→ **Set task**
Gather up all lines that carry the word "kilid".

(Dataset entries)
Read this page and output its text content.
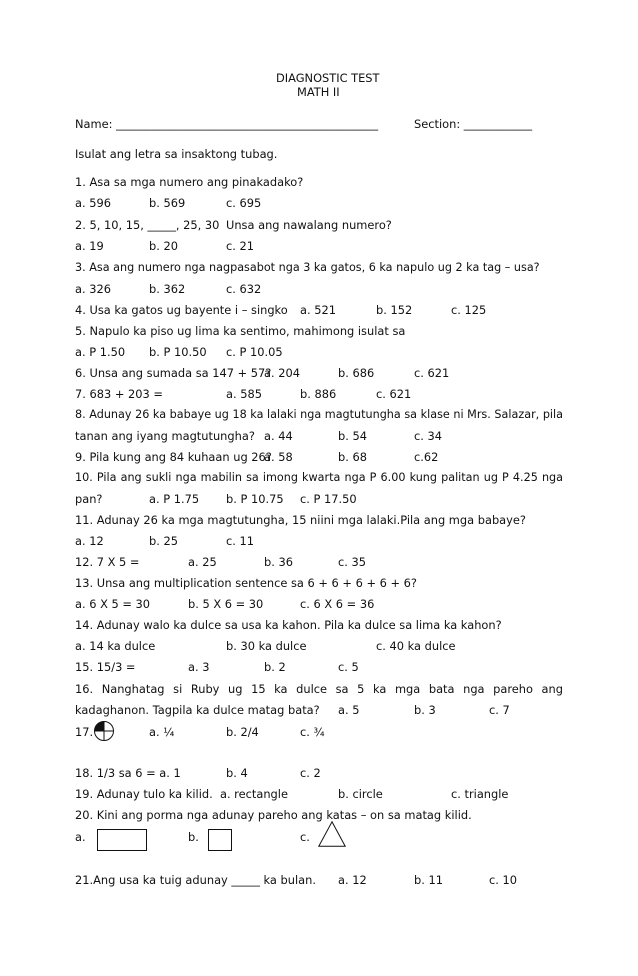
DIAGNOSTIC TEST
MATH II
Name: ______________________________________________	Section: ____________
Isulat ang letra sa insaktong tubag.
1. Asa sa mga numero ang pinakadako?
a. 596	b. 569	c. 695
2. 5, 10, 15, _____, 25, 30 Unsa ang nawalang numero?
a. 19	b. 20	c. 21
3. Asa ang numero nga nagpasabot nga 3 ka gatos, 6 ka napulo ug 2 ka tag – usa?
a. 326	b. 362	c. 632
4. Usa ka gatos ug bayente i – singko a. 521	b. 152	c. 125
5. Napulo ka piso ug lima ka sentimo, mahimong isulat sa
a. P 1.50 b. P 10.50 c. P 10.05
6. Unsa ang sumada sa 147 + 57?
a. 204	b. 686	c. 621
7. 683 + 203 =	a. 585	b. 886	c. 621
8. Adunay 26 ka babaye ug 18 ka lalaki nga magtutungha sa klase ni Mrs. Salazar, pila
tanan ang iyang magtutungha? a. 44	b. 54	c. 34
9. Pila kung ang 84 kuhaan ug 26?
a. 58	b. 68	c.62
10. Pila ang sukli nga mabilin sa imong kwarta nga P 6.00 kung palitan ug P 4.25 nga
pan?	a. P 1.75 b. P 10.75 c. P 17.50
11. Adunay 26 ka mga magtutungha, 15 niini mga lalaki.Pila ang mga babaye?
a. 12	b. 25	c. 11
12. 7 X 5 =	a. 25	b. 36	c. 35
13. Unsa ang multiplication sentence sa 6 + 6 + 6 + 6 + 6?
a. 6 X 5 = 30	b. 5 X 6 = 30	c. 6 X 6 = 36
14. Adunay walo ka dulce sa usa ka kahon. Pila ka dulce sa lima ka kahon?
a. 14 ka dulce	b. 30 ka dulce	c. 40 ka dulce
15. 15/3 =	a. 3	b. 2	c. 5
16. Nanghatag si Ruby ug 15 ka dulce sa 5 ka mga bata nga pareho ang
kadaghanon. Tagpila ka dulce matag bata? a. 5	b. 3	c. 7
17.	a. ¼	b. 2/4	c. ¾
18. 1/3 sa 6 = a. 1	b. 4	c. 2
19. Adunay tulo ka kilid.  a. rectangle	b. circle	c. triangle
20. Kini ang porma nga adunay pareho ang katas – on sa matag kilid.
a.	b.	c.
21.Ang usa ka tuig adunay _____ ka bulan. a. 12	b. 11	c. 10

→ **Output below**
19. Adunay tulo ka kilid.  a. rectangle	b. circle	c. triangle
20. Kini ang porma nga adunay pareho ang katas – on sa matag kilid.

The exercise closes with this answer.